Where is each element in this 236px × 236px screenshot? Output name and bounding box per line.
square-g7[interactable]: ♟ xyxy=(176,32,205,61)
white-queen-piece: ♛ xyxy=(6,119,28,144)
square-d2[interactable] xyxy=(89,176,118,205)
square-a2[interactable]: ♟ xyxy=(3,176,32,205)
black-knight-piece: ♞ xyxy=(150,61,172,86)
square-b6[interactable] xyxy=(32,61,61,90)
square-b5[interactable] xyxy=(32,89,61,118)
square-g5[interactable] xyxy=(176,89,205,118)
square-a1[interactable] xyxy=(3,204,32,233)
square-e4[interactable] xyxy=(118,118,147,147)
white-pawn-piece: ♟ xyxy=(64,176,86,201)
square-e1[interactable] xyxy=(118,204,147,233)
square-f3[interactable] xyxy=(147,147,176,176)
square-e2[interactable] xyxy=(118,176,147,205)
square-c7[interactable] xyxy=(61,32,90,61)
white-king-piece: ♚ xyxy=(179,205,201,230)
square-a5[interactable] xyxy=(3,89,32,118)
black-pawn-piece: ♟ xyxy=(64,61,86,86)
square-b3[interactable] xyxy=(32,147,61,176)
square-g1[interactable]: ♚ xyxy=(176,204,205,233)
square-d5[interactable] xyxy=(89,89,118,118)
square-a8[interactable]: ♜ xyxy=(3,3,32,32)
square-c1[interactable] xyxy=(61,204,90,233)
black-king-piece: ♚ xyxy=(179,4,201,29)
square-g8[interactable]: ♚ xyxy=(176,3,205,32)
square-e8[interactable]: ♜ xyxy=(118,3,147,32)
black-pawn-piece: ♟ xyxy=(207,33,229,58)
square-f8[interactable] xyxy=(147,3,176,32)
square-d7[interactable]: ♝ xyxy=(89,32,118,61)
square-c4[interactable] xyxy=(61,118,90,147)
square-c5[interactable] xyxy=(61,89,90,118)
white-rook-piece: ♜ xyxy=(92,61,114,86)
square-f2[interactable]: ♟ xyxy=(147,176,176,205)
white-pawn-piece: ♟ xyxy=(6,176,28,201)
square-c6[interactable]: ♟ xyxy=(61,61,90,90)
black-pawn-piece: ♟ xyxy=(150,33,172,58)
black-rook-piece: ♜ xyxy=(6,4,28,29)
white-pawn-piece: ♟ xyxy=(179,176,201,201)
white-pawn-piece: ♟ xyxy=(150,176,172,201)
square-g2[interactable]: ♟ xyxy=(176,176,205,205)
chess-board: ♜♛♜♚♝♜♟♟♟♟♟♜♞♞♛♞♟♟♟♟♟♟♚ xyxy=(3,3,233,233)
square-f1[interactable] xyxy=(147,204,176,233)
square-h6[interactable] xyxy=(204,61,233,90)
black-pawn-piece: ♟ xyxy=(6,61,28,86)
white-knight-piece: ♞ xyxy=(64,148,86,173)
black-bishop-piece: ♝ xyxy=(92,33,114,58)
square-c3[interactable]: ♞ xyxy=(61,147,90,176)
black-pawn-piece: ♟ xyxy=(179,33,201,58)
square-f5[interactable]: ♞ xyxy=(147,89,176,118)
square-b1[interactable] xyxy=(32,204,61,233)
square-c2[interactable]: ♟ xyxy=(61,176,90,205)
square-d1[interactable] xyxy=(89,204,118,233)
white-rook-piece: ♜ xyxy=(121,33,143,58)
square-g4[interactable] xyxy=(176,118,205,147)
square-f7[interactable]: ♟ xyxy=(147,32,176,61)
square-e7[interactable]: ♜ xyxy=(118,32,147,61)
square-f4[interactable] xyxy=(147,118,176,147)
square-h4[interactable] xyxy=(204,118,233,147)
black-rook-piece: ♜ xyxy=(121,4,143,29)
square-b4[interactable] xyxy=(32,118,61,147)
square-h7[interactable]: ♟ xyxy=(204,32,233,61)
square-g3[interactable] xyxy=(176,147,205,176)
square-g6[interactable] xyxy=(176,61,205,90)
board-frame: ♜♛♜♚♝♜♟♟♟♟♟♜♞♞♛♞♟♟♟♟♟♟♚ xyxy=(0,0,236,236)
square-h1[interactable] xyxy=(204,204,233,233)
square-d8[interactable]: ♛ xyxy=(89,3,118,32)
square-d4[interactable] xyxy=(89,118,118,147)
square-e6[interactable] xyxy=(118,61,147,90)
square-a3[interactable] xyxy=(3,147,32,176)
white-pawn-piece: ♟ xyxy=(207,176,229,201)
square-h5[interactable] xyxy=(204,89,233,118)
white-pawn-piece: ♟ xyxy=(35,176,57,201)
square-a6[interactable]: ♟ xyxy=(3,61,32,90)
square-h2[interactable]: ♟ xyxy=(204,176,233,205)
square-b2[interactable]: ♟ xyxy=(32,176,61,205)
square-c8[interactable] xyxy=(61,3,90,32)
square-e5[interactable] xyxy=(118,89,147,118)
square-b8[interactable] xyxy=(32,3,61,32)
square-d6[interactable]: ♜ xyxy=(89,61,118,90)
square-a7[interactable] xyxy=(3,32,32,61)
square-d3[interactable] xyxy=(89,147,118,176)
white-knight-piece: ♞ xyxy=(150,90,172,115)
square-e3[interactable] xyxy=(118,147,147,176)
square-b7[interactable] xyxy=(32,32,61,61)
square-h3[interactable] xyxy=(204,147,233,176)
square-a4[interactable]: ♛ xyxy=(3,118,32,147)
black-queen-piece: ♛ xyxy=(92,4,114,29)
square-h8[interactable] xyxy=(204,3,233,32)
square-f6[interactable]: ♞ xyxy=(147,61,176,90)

========================

WORK INSTRUCTIONS: Edit the entries above so that each occurrence of "white-knight-piece" becomes "white-knight", and leave every other character unchanged.

OUTPUT FOR THIS TASK:
Where is each element in this 236px × 236px screenshot? Output name and bounding box per line.
square-g7[interactable]: ♟ xyxy=(176,32,205,61)
white-queen-piece: ♛ xyxy=(6,119,28,144)
square-d2[interactable] xyxy=(89,176,118,205)
square-a2[interactable]: ♟ xyxy=(3,176,32,205)
black-knight-piece: ♞ xyxy=(150,61,172,86)
square-b6[interactable] xyxy=(32,61,61,90)
square-b5[interactable] xyxy=(32,89,61,118)
square-g5[interactable] xyxy=(176,89,205,118)
square-a1[interactable] xyxy=(3,204,32,233)
square-e4[interactable] xyxy=(118,118,147,147)
white-pawn-piece: ♟ xyxy=(64,176,86,201)
square-e1[interactable] xyxy=(118,204,147,233)
square-f3[interactable] xyxy=(147,147,176,176)
square-e2[interactable] xyxy=(118,176,147,205)
square-c7[interactable] xyxy=(61,32,90,61)
white-king-piece: ♚ xyxy=(179,205,201,230)
square-a5[interactable] xyxy=(3,89,32,118)
black-pawn-piece: ♟ xyxy=(64,61,86,86)
square-b3[interactable] xyxy=(32,147,61,176)
square-g1[interactable]: ♚ xyxy=(176,204,205,233)
square-d5[interactable] xyxy=(89,89,118,118)
square-a8[interactable]: ♜ xyxy=(3,3,32,32)
square-c1[interactable] xyxy=(61,204,90,233)
black-king-piece: ♚ xyxy=(179,4,201,29)
square-g8[interactable]: ♚ xyxy=(176,3,205,32)
square-e8[interactable]: ♜ xyxy=(118,3,147,32)
black-pawn-piece: ♟ xyxy=(207,33,229,58)
square-f8[interactable] xyxy=(147,3,176,32)
square-d7[interactable]: ♝ xyxy=(89,32,118,61)
square-c4[interactable] xyxy=(61,118,90,147)
square-c5[interactable] xyxy=(61,89,90,118)
white-rook-piece: ♜ xyxy=(92,61,114,86)
square-f2[interactable]: ♟ xyxy=(147,176,176,205)
white-pawn-piece: ♟ xyxy=(6,176,28,201)
square-c6[interactable]: ♟ xyxy=(61,61,90,90)
black-pawn-piece: ♟ xyxy=(150,33,172,58)
black-rook-piece: ♜ xyxy=(6,4,28,29)
white-pawn-piece: ♟ xyxy=(179,176,201,201)
white-pawn-piece: ♟ xyxy=(150,176,172,201)
square-g2[interactable]: ♟ xyxy=(176,176,205,205)
chess-board: ♜♛♜♚♝♜♟♟♟♟♟♜♞♞♛♞♟♟♟♟♟♟♚ xyxy=(3,3,233,233)
square-f1[interactable] xyxy=(147,204,176,233)
square-h6[interactable] xyxy=(204,61,233,90)
black-pawn-piece: ♟ xyxy=(6,61,28,86)
white-knight: ♞ xyxy=(64,148,86,173)
black-bishop-piece: ♝ xyxy=(92,33,114,58)
square-c3[interactable]: ♞ xyxy=(61,147,90,176)
black-pawn-piece: ♟ xyxy=(179,33,201,58)
square-f5[interactable]: ♞ xyxy=(147,89,176,118)
square-b1[interactable] xyxy=(32,204,61,233)
square-c2[interactable]: ♟ xyxy=(61,176,90,205)
square-d1[interactable] xyxy=(89,204,118,233)
white-rook-piece: ♜ xyxy=(121,33,143,58)
square-g4[interactable] xyxy=(176,118,205,147)
square-f7[interactable]: ♟ xyxy=(147,32,176,61)
square-e7[interactable]: ♜ xyxy=(118,32,147,61)
square-f4[interactable] xyxy=(147,118,176,147)
square-h4[interactable] xyxy=(204,118,233,147)
black-rook-piece: ♜ xyxy=(121,4,143,29)
square-b4[interactable] xyxy=(32,118,61,147)
square-h7[interactable]: ♟ xyxy=(204,32,233,61)
square-g3[interactable] xyxy=(176,147,205,176)
square-g6[interactable] xyxy=(176,61,205,90)
board-frame: ♜♛♜♚♝♜♟♟♟♟♟♜♞♞♛♞♟♟♟♟♟♟♚ xyxy=(0,0,236,236)
square-h1[interactable] xyxy=(204,204,233,233)
square-d8[interactable]: ♛ xyxy=(89,3,118,32)
square-d4[interactable] xyxy=(89,118,118,147)
square-e6[interactable] xyxy=(118,61,147,90)
square-a3[interactable] xyxy=(3,147,32,176)
white-pawn-piece: ♟ xyxy=(207,176,229,201)
square-h5[interactable] xyxy=(204,89,233,118)
white-pawn-piece: ♟ xyxy=(35,176,57,201)
square-a6[interactable]: ♟ xyxy=(3,61,32,90)
square-h2[interactable]: ♟ xyxy=(204,176,233,205)
square-b2[interactable]: ♟ xyxy=(32,176,61,205)
square-c8[interactable] xyxy=(61,3,90,32)
square-e5[interactable] xyxy=(118,89,147,118)
square-b8[interactable] xyxy=(32,3,61,32)
square-d6[interactable]: ♜ xyxy=(89,61,118,90)
square-a7[interactable] xyxy=(3,32,32,61)
square-d3[interactable] xyxy=(89,147,118,176)
white-knight: ♞ xyxy=(150,90,172,115)
square-e3[interactable] xyxy=(118,147,147,176)
square-b7[interactable] xyxy=(32,32,61,61)
square-h3[interactable] xyxy=(204,147,233,176)
square-a4[interactable]: ♛ xyxy=(3,118,32,147)
black-queen-piece: ♛ xyxy=(92,4,114,29)
square-h8[interactable] xyxy=(204,3,233,32)
square-f6[interactable]: ♞ xyxy=(147,61,176,90)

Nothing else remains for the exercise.